WORK REQUIRED
Answer these questions about the solver email thread below:
1. Which package does the reply suggest trying first?
2. Which option checks that no options went unused?
3. What does the reply say GAMG can fail with?

EXCERPTED TEXT
· · · ·
Il giorno ven 14 ago 2020 alle ore 20:13 Mark Adams <mfad...@lbl.gov> ha
scritto:

> You can try Hypre. If that fails then there is a problem with your system.
>
> And you can run with -info and grep on GAMG and send the output and I can
> see if I see anything funny.
>
> If this is just a Lapacian with a stable discretization and not crazy
> material parameters then stretched grids are about the only thing that can
> hurt the solver.
>
> Do both of your solves fail in a similar way?
>
> On the CPU you can try this with large subdomains, preferably (in serial
> ideally):
> -ampere_mg_levels_ksp_type richardson
> -ampere_mg_levels_pc_type sor
>
> And check that there are no unused options with -options_left. GAMG can
> fail with bad eigen estimates, but these parameters look fine.
>
> On Fri, Aug 14, 2020 at 5:01 AM nicola varini <nicola.var...@gmail.com>
> wrote:
>
>> Dear Barry, yes it gives the same problems.
· · · ·
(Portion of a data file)
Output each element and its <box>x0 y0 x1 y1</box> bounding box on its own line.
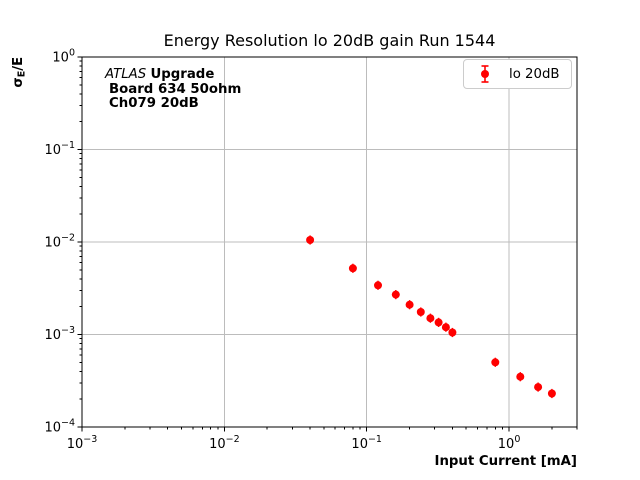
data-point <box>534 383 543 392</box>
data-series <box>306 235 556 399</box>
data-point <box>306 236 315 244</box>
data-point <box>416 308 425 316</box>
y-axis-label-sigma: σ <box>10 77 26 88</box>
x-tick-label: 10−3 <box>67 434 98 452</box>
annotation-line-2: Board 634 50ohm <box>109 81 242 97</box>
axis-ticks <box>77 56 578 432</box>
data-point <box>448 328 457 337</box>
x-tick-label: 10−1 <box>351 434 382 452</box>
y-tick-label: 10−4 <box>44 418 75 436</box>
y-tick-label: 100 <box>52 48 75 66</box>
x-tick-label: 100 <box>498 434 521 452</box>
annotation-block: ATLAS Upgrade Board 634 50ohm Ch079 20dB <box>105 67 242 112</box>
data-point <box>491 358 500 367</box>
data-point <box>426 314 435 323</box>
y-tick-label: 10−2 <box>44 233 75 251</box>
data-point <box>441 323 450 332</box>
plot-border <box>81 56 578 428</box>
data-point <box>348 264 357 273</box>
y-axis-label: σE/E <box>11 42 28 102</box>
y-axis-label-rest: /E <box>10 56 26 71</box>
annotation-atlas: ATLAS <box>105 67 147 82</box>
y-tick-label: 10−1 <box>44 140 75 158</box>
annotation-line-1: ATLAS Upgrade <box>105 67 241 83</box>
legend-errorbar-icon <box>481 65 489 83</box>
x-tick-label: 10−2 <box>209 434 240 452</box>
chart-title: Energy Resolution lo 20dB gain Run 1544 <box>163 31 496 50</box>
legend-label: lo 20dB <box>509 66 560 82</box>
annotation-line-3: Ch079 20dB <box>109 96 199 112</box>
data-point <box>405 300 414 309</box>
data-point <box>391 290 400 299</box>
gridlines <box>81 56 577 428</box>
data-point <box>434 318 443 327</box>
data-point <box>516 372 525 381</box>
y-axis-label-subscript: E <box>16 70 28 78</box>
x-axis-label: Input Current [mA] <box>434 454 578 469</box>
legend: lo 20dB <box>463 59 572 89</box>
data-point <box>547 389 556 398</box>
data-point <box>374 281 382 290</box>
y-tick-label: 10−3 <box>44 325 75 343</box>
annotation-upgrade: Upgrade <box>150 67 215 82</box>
· · · ·
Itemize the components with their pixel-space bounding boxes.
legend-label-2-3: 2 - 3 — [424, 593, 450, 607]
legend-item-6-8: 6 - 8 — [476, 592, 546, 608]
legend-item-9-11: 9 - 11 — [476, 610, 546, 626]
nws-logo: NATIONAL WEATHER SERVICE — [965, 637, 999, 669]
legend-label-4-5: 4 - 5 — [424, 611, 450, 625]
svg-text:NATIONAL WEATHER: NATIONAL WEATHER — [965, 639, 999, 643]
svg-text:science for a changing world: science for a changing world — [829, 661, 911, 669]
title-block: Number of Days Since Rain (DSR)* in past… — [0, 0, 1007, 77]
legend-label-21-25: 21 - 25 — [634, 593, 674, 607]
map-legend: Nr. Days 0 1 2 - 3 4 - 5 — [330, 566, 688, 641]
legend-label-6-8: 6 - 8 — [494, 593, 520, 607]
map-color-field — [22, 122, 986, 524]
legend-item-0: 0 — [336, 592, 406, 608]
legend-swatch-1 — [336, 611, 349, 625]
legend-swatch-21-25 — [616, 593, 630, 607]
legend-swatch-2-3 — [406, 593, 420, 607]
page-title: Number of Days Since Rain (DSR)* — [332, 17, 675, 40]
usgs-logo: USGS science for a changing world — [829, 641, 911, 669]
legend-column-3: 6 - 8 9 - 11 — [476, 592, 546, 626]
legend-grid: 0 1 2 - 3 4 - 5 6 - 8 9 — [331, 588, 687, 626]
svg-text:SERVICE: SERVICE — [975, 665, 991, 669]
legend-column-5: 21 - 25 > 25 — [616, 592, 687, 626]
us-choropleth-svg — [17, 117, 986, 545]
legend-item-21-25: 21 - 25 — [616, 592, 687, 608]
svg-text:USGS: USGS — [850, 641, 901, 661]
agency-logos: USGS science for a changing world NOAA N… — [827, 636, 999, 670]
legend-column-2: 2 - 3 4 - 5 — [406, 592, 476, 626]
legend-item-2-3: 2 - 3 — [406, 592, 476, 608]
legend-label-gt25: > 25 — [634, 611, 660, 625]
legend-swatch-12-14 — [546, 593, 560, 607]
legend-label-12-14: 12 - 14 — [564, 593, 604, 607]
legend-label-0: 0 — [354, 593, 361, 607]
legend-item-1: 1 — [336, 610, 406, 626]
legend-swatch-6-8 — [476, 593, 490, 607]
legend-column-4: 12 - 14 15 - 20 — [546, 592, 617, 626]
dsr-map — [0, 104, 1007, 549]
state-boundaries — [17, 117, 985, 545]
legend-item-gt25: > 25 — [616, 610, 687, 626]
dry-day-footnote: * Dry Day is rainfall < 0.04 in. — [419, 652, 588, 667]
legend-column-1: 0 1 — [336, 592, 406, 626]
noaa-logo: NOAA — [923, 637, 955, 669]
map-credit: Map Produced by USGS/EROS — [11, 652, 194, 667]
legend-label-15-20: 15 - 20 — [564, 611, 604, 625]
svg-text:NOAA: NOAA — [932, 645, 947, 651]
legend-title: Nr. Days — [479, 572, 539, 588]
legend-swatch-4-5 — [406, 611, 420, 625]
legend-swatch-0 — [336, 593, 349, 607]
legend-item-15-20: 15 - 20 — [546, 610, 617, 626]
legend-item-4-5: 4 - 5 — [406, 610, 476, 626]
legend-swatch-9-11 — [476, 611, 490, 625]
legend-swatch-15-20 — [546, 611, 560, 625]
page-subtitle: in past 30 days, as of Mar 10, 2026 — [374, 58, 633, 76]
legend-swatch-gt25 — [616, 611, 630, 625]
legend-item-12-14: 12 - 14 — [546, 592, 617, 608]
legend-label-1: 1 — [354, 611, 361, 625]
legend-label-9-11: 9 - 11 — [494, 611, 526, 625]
· · · ·
CORRECT RESULT
1. Hypre
2. -options_left
3. Bad eigen estimates